▸ Problem description: All records should be reproduced verbatim.

[Dataset records]

..............................

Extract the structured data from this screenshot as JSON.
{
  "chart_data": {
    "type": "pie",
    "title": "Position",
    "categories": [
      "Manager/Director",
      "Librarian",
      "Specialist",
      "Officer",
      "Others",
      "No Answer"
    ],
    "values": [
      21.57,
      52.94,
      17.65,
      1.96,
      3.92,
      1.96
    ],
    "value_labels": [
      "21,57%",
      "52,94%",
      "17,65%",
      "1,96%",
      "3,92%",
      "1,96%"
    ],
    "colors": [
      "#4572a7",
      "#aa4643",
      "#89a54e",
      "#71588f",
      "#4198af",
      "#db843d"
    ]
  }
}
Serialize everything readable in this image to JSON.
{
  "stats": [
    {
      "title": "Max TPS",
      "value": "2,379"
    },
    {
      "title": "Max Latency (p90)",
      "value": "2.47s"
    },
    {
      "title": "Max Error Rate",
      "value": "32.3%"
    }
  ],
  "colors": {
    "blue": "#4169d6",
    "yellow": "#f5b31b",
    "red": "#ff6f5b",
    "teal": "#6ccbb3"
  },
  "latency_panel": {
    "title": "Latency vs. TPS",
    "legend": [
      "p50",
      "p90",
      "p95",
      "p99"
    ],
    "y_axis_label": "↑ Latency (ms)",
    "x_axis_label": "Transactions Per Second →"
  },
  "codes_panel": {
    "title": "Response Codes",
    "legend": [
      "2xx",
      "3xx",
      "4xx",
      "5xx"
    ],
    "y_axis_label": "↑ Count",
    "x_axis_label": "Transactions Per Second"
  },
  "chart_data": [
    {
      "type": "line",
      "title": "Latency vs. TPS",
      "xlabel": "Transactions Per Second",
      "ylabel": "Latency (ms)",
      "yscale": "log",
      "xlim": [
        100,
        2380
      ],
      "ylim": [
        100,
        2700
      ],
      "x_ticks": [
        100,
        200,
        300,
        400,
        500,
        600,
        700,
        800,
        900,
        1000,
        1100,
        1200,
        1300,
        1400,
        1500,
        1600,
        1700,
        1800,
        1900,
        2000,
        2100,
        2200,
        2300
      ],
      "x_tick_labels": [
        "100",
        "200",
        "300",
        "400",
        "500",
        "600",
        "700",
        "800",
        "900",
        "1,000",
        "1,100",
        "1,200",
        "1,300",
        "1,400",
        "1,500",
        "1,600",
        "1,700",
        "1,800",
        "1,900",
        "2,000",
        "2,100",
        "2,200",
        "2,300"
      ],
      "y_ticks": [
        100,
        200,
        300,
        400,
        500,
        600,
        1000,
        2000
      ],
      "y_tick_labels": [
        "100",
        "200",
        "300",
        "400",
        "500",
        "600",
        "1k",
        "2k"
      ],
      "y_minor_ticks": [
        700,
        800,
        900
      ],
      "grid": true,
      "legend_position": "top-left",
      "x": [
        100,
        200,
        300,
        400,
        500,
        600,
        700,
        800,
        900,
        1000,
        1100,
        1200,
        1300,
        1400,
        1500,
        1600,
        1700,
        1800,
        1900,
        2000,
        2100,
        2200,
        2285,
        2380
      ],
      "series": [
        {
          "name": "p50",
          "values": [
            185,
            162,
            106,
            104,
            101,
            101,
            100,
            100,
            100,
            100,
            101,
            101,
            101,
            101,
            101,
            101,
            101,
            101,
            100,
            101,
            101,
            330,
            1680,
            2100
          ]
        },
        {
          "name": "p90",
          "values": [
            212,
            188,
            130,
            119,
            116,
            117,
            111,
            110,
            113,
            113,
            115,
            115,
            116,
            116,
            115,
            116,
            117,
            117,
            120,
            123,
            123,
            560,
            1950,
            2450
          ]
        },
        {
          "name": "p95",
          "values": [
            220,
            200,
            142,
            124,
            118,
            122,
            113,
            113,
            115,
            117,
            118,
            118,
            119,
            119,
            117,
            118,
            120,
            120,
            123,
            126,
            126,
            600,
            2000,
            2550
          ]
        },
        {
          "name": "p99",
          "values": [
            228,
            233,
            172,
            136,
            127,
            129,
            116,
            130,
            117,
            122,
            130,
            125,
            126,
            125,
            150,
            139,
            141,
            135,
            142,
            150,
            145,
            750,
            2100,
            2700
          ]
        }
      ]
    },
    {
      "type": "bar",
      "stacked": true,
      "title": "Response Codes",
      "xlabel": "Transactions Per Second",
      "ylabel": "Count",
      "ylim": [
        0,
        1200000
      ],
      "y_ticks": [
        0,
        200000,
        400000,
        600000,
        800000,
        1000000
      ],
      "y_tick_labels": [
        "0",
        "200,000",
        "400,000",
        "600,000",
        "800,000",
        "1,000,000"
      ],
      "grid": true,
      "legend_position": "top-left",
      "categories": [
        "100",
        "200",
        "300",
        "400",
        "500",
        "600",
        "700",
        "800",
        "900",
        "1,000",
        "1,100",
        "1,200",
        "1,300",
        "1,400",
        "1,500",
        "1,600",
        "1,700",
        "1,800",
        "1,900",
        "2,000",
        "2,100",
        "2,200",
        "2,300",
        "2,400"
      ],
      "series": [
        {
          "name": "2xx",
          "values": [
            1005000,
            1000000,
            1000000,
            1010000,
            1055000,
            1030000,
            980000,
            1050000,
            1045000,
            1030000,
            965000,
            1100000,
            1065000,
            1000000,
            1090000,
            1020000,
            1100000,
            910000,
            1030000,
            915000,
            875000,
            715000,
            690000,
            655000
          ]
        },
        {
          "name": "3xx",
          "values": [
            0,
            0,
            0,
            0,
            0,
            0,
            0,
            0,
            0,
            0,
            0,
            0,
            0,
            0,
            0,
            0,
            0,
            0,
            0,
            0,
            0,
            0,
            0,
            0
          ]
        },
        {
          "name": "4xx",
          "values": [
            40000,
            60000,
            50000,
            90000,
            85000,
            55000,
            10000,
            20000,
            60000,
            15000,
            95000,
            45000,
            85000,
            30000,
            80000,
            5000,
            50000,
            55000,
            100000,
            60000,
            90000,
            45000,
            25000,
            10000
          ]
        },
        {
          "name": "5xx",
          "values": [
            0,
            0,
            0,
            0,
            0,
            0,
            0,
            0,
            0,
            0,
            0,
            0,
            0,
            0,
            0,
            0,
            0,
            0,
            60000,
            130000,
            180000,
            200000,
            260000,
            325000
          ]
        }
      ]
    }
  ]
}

..............................

▸ Exercise output:
Extract the structured data from this screenshot as JSON.
{
  "chart_data": {
    "type": "pie",
    "title": "Position",
    "categories": [
      "Manager/Director",
      "Librarian",
      "Specialist",
      "Officer",
      "Others",
      "No Answer"
    ],
    "values": [
      21.57,
      52.94,
      17.65,
      1.96,
      3.92,
      1.96
    ],
    "value_labels": [
      "21,57%",
      "52,94%",
      "17,65%",
      "1,96%",
      "3,92%",
      "1,96%"
    ],
    "colors": [
      "#4572a7",
      "#aa4643",
      "#89a54e",
      "#71588f",
      "#4198af",
      "#db843d"
    ]
  }
}
Serialize everything readable in this image to JSON.
{
  "stats": [
    {
      "title": "Max TPS",
      "value": "2,379"
    },
    {
      "title": "Max Latency (p90)",
      "value": "2.47s"
    },
    {
      "title": "Max Error Rate",
      "value": "32.3%"
    }
  ],
  "colors": {
    "blue": "#4169d6",
    "yellow": "#f5b31b",
    "red": "#ff6f5b",
    "teal": "#6ccbb3"
  },
  "latency_panel": {
    "title": "Latency vs. TPS",
    "legend": [
      "p50",
      "p90",
      "p95",
      "p99"
    ],
    "y_axis_label": "↑ Latency (ms)",
    "x_axis_label": "Transactions Per Second →"
  },
  "codes_panel": {
    "title": "Response Codes",
    "legend": [
      "2xx",
      "3xx",
      "4xx",
      "5xx"
    ],
    "y_axis_label": "↑ Count",
    "x_axis_label": "Transactions Per Second"
  },
  "chart_data": [
    {
      "type": "line",
      "title": "Latency vs. TPS",
      "xlabel": "Transactions Per Second",
      "ylabel": "Latency (ms)",
      "yscale": "log",
      "xlim": [
        100,
        2380
      ],
      "ylim": [
        100,
        2700
      ],
      "x_ticks": [
        100,
        200,
        300,
        400,
        500,
        600,
        700,
        800,
        900,
        1000,
        1100,
        1200,
        1300,
        1400,
        1500,
        1600,
        1700,
        1800,
        1900,
        2000,
        2100,
        2200,
        2300
      ],
      "x_tick_labels": [
        "100",
        "200",
        "300",
        "400",
        "500",
        "600",
        "700",
        "800",
        "900",
        "1,000",
        "1,100",
        "1,200",
        "1,300",
        "1,400",
        "1,500",
        "1,600",
        "1,700",
        "1,800",
        "1,900",
        "2,000",
        "2,100",
        "2,200",
        "2,300"
      ],
      "y_ticks": [
        100,
        200,
        300,
        400,
        500,
        600,
        1000,
        2000
      ],
      "y_tick_labels": [
        "100",
        "200",
        "300",
        "400",
        "500",
        "600",
        "1k",
        "2k"
      ],
      "y_minor_ticks": [
        700,
        800,
        900
      ],
      "grid": true,
      "legend_position": "top-left",
      "x": [
        100,
        200,
        300,
        400,
        500,
        600,
        700,
        800,
        900,
        1000,
        1100,
        1200,
        1300,
        1400,
        1500,
        1600,
        1700,
        1800,
        1900,
        2000,
        2100,
        2200,
        2285,
        2380
      ],
      "series": [
        {
          "name": "p50",
          "values": [
            185,
            162,
            106,
            104,
            101,
            101,
            100,
            100,
            100,
            100,
            101,
            101,
            101,
            101,
            101,
            101,
            101,
            101,
            100,
            101,
            101,
            330,
            1680,
            2100
          ]
        },
        {
          "name": "p90",
          "values": [
            212,
            188,
            130,
            119,
            116,
            117,
            111,
            110,
            113,
            113,
            115,
            115,
            116,
            116,
            115,
            116,
            117,
            117,
            120,
            123,
            123,
            560,
            1950,
            2450
          ]
        },
        {
          "name": "p95",
          "values": [
            220,
            200,
            142,
            124,
            118,
            122,
            113,
            113,
            115,
            117,
            118,
            118,
            119,
            119,
            117,
            118,
            120,
            120,
            123,
            126,
            126,
            600,
            2000,
            2550
          ]
        },
        {
          "name": "p99",
          "values": [
            228,
            233,
            172,
            136,
            127,
            129,
            116,
            130,
            117,
            122,
            130,
            125,
            126,
            125,
            150,
            139,
            141,
            135,
            142,
            150,
            145,
            750,
            2100,
            2700
          ]
        }
      ]
    },
    {
      "type": "bar",
      "stacked": true,
      "title": "Response Codes",
      "xlabel": "Transactions Per Second",
      "ylabel": "Count",
      "ylim": [
        0,
        1200000
      ],
      "y_ticks": [
        0,
        200000,
        400000,
        600000,
        800000,
        1000000
      ],
      "y_tick_labels": [
        "0",
        "200,000",
        "400,000",
        "600,000",
        "800,000",
        "1,000,000"
      ],
      "grid": true,
      "legend_position": "top-left",
      "categories": [
        "100",
        "200",
        "300",
        "400",
        "500",
        "600",
        "700",
        "800",
        "900",
        "1,000",
        "1,100",
        "1,200",
        "1,300",
        "1,400",
        "1,500",
        "1,600",
        "1,700",
        "1,800",
        "1,900",
        "2,000",
        "2,100",
        "2,200",
        "2,300",
        "2,400"
      ],
      "series": [
        {
          "name": "2xx",
          "values": [
            1005000,
            1000000,
            1000000,
            1010000,
            1055000,
            1030000,
            980000,
            1050000,
            1045000,
            1030000,
            965000,
            1100000,
            1065000,
            1000000,
            1090000,
            1020000,
            1100000,
            910000,
            1030000,
            915000,
            875000,
            715000,
            690000,
            655000
          ]
        },
        {
          "name": "3xx",
          "values": [
            0,
            0,
            0,
            0,
            0,
            0,
            0,
            0,
            0,
            0,
            0,
            0,
            0,
            0,
            0,
            0,
            0,
            0,
            0,
            0,
            0,
            0,
            0,
            0
          ]
        },
        {
          "name": "4xx",
          "values": [
            40000,
            60000,
            50000,
            90000,
            85000,
            55000,
            10000,
            20000,
            60000,
            15000,
            95000,
            45000,
            85000,
            30000,
            80000,
            5000,
            50000,
            55000,
            100000,
            60000,
            90000,
            45000,
            25000,
            10000
          ]
        },
        {
          "name": "5xx",
          "values": [
            0,
            0,
            0,
            0,
            0,
            0,
            0,
            0,
            0,
            0,
            0,
            0,
            0,
            0,
            0,
            0,
            0,
            0,
            60000,
            130000,
            180000,
            200000,
            260000,
            325000
          ]
        }
      ]
    }
  ]
}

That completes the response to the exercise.